======== Input material
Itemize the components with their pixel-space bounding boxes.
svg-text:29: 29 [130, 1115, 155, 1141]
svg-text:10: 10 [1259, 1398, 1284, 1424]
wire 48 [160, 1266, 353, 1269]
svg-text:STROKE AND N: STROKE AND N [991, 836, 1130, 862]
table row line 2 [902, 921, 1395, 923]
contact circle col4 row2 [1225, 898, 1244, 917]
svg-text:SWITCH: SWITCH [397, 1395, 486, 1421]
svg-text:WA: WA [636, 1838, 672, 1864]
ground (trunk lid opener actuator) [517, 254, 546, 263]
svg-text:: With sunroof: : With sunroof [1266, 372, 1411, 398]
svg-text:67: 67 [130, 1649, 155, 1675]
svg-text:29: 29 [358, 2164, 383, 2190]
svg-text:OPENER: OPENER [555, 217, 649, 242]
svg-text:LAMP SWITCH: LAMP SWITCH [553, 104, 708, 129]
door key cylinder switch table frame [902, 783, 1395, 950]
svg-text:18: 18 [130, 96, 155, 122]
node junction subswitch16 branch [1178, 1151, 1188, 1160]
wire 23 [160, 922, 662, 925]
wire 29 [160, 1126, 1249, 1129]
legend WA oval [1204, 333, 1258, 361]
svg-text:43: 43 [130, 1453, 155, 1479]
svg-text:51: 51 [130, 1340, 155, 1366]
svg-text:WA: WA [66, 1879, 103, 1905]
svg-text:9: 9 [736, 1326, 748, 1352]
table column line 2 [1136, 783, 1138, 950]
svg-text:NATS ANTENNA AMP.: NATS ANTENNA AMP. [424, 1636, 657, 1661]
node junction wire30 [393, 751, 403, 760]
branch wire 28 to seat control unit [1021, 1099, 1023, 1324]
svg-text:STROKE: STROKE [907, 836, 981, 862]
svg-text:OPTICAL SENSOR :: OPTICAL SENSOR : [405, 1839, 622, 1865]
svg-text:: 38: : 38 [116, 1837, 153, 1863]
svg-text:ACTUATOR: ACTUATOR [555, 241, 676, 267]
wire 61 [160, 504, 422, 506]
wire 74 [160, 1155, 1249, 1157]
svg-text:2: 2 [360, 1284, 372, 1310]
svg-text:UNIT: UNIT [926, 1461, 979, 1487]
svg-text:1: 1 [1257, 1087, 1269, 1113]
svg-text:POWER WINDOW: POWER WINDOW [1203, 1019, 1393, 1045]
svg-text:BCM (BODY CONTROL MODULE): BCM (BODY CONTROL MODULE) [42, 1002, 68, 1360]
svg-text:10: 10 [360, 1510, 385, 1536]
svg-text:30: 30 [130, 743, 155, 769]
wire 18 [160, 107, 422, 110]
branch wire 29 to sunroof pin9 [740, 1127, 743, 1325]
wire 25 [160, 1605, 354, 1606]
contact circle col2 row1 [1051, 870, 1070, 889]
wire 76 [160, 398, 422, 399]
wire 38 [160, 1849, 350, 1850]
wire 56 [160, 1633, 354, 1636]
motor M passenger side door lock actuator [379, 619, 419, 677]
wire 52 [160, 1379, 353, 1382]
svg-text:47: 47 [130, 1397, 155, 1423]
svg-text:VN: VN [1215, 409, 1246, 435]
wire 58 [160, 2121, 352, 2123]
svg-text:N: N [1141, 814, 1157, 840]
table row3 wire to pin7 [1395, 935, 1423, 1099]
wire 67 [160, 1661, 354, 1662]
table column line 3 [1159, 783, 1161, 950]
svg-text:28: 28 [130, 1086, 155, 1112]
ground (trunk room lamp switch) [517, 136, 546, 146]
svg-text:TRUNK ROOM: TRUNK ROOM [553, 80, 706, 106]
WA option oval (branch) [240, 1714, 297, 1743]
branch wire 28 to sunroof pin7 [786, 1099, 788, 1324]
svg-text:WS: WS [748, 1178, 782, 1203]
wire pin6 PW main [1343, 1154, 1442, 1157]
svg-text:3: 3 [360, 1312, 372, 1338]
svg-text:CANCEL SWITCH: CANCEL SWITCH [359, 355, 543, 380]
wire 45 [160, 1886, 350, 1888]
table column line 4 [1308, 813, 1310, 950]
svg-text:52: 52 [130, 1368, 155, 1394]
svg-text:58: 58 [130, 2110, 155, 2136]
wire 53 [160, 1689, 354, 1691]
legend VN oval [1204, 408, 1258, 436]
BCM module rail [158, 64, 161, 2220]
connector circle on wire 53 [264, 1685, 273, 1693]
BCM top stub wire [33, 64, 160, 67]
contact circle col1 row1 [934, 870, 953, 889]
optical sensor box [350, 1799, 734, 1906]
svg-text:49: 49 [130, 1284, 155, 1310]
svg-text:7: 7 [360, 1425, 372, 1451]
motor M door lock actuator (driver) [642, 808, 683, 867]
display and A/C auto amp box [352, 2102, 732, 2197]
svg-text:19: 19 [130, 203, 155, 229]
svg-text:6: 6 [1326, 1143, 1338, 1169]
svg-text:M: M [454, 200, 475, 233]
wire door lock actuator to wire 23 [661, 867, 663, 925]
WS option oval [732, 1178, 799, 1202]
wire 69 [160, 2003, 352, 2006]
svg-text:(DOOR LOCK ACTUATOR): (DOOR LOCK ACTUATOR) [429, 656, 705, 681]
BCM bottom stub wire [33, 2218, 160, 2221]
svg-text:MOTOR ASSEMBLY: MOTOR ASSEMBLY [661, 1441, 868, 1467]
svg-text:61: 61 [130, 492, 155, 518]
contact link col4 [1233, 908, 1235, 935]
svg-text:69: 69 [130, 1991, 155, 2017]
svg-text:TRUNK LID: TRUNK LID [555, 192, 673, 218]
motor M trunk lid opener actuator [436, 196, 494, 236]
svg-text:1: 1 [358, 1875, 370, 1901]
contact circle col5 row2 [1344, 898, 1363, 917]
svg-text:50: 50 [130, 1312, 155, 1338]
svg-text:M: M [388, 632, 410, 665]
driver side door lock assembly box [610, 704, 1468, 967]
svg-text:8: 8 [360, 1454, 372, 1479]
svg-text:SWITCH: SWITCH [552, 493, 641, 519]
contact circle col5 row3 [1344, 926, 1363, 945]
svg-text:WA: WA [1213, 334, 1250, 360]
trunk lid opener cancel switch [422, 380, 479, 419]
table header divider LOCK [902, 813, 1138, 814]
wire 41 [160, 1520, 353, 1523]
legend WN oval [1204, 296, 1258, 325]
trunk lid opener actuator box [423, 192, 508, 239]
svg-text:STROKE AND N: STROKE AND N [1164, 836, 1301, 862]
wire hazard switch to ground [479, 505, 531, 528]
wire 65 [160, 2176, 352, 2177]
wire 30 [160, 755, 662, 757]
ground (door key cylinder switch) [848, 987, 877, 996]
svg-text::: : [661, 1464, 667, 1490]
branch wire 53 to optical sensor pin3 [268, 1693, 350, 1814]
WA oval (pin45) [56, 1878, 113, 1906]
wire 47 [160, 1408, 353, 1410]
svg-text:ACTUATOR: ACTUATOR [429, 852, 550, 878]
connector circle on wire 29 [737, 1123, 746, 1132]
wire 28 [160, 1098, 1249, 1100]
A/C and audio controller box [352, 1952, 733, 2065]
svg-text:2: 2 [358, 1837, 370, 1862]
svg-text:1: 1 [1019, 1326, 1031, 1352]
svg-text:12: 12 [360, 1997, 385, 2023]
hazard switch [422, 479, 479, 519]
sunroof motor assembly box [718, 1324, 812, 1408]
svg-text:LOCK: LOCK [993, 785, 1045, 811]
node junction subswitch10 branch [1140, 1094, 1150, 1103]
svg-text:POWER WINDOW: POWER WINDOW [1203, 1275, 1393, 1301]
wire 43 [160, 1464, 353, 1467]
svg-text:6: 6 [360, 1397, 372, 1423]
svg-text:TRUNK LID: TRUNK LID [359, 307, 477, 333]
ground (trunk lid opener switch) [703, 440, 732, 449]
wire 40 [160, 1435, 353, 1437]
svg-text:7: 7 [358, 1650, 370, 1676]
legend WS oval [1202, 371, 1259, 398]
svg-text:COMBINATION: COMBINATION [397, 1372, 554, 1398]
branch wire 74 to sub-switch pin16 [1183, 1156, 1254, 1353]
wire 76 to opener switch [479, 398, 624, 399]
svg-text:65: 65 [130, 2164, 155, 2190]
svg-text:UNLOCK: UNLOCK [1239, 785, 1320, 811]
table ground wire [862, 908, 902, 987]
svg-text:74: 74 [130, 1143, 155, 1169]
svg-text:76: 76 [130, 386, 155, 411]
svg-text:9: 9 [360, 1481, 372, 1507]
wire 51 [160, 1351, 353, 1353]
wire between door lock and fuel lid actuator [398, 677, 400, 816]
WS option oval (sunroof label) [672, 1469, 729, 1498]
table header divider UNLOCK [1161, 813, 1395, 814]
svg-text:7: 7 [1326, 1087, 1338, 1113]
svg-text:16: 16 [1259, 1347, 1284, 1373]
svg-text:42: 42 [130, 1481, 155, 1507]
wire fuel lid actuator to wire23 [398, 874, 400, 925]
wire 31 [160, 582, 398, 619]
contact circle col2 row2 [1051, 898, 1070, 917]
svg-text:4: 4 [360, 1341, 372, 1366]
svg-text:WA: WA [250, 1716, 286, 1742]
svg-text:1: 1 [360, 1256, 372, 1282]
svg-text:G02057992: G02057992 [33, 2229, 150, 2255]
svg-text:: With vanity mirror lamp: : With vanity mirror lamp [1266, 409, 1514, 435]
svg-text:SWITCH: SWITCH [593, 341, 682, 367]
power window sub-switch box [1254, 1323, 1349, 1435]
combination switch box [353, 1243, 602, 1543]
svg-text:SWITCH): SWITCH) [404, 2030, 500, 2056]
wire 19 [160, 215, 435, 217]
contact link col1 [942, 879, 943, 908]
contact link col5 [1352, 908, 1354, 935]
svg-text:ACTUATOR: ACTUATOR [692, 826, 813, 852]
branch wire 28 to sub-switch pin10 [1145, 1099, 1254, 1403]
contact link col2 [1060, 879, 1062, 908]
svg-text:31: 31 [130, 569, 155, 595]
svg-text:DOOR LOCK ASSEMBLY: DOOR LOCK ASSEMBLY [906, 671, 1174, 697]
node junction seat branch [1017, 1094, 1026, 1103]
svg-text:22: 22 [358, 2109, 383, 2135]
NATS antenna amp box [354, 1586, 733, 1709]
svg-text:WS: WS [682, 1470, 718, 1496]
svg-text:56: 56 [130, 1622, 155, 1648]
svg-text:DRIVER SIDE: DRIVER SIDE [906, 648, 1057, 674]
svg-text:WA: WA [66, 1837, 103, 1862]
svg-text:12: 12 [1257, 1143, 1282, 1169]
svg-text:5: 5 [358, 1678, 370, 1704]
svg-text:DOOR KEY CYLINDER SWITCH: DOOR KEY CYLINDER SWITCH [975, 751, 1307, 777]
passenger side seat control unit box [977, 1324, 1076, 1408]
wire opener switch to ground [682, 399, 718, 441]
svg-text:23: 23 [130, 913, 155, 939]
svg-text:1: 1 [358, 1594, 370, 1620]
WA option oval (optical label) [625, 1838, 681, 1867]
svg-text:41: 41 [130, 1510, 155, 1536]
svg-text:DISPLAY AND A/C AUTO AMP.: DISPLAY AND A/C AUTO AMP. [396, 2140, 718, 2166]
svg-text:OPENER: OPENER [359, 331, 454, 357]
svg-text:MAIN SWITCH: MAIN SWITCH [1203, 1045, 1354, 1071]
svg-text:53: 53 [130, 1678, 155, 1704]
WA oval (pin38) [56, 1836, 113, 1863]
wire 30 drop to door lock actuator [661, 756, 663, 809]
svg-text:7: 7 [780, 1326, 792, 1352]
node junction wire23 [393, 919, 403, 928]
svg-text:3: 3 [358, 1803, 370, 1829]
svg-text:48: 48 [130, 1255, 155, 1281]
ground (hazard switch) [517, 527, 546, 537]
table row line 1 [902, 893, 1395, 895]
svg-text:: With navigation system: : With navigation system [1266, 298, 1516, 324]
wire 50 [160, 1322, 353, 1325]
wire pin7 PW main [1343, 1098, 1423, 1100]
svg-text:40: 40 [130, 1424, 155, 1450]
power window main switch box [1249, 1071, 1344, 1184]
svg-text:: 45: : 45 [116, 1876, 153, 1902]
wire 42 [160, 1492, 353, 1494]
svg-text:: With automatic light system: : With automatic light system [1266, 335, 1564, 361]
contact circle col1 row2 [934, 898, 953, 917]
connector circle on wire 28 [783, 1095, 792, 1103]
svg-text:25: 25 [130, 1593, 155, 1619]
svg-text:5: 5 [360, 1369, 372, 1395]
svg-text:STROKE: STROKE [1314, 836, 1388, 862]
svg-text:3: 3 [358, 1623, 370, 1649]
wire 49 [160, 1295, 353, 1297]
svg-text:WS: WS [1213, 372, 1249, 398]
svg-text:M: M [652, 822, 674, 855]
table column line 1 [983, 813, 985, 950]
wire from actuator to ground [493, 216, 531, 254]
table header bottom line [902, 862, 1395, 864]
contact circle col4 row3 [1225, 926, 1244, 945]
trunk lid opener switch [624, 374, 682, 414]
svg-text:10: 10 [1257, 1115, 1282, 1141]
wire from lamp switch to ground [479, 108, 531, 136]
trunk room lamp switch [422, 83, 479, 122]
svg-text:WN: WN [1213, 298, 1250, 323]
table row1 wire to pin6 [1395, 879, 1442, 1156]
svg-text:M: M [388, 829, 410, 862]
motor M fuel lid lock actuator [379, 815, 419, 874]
================
--- What you have to do ---
Please rewrite the listing from its first line through the line containing "svg-text:9: 9 [736, 1326, 748, 1352]", swapping "wire" for "cable" and leaving everything else unchanged.

--- Response to the task ---
Itemize the components with their pixel-space bounding boxes.
svg-text:29: 29 [130, 1115, 155, 1141]
svg-text:10: 10 [1259, 1398, 1284, 1424]
cable 48 [160, 1266, 353, 1269]
svg-text:STROKE AND N: STROKE AND N [991, 836, 1130, 862]
table row line 2 [902, 921, 1395, 923]
contact circle col4 row2 [1225, 898, 1244, 917]
svg-text:SWITCH: SWITCH [397, 1395, 486, 1421]
svg-text:WA: WA [636, 1838, 672, 1864]
ground (trunk lid opener actuator) [517, 254, 546, 263]
svg-text:: With sunroof: : With sunroof [1266, 372, 1411, 398]
svg-text:67: 67 [130, 1649, 155, 1675]
svg-text:29: 29 [358, 2164, 383, 2190]
svg-text:OPENER: OPENER [555, 217, 649, 242]
svg-text:LAMP SWITCH: LAMP SWITCH [553, 104, 708, 129]
door key cylinder switch table frame [902, 783, 1395, 950]
svg-text:18: 18 [130, 96, 155, 122]
node junction subswitch16 branch [1178, 1151, 1188, 1160]
cable 23 [160, 922, 662, 925]
cable 29 [160, 1126, 1249, 1129]
legend WA oval [1204, 333, 1258, 361]
svg-text:43: 43 [130, 1453, 155, 1479]
svg-text:51: 51 [130, 1340, 155, 1366]
svg-text:WA: WA [66, 1879, 103, 1905]
svg-text:9: 9 [736, 1326, 748, 1352]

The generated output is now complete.